WHAT YOU WILL DO: Review the listing and copy each line that holds the word "Сохранить".
>> Begin INPUT
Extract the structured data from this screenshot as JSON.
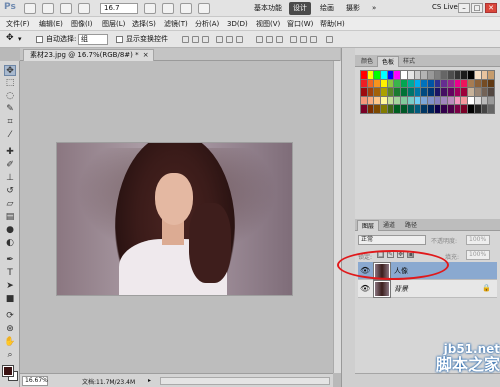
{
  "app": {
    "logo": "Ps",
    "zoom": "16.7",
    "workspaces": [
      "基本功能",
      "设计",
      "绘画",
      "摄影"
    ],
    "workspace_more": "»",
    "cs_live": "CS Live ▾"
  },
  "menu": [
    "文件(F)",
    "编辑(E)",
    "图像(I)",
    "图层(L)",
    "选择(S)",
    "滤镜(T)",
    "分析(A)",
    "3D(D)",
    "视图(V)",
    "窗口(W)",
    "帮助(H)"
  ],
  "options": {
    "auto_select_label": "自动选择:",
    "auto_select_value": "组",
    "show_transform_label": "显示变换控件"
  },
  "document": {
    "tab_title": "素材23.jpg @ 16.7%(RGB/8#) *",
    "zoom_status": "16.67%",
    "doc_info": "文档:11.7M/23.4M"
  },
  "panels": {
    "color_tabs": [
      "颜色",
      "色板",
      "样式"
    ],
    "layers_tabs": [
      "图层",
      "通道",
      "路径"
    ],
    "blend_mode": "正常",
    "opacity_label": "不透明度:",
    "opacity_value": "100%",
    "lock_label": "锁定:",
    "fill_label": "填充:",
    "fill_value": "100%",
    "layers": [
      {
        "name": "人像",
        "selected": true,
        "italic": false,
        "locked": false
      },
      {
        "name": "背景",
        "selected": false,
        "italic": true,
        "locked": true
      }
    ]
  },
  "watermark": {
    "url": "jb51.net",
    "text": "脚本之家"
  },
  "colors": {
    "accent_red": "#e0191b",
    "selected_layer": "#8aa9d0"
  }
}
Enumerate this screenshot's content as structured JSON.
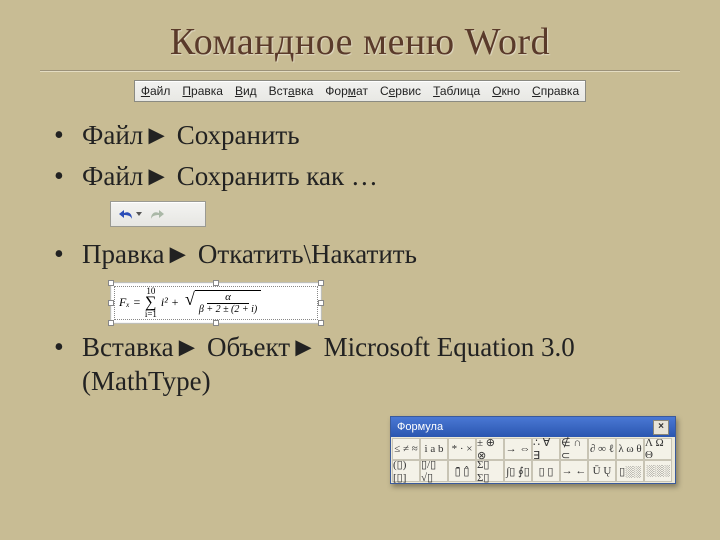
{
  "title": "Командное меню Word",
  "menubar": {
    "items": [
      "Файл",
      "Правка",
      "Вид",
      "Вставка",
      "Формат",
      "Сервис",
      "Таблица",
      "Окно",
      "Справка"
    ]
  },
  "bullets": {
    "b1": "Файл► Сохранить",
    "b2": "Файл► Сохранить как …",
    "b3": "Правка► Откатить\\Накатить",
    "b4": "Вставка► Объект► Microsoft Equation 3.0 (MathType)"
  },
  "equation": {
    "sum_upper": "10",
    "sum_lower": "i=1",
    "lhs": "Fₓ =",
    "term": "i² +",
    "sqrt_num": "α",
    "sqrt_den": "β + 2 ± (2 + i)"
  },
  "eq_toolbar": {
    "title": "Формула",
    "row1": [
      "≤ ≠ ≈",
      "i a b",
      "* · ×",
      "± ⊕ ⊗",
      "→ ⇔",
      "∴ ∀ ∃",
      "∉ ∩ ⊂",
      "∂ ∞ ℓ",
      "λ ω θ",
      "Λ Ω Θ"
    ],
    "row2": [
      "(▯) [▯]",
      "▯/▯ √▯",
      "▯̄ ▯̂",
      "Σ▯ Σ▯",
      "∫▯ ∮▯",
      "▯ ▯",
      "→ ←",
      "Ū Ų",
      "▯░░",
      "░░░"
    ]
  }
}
>> End INPUT
THE SOLUTION:
    "b1": "Файл► Сохранить",
    "b2": "Файл► Сохранить как …",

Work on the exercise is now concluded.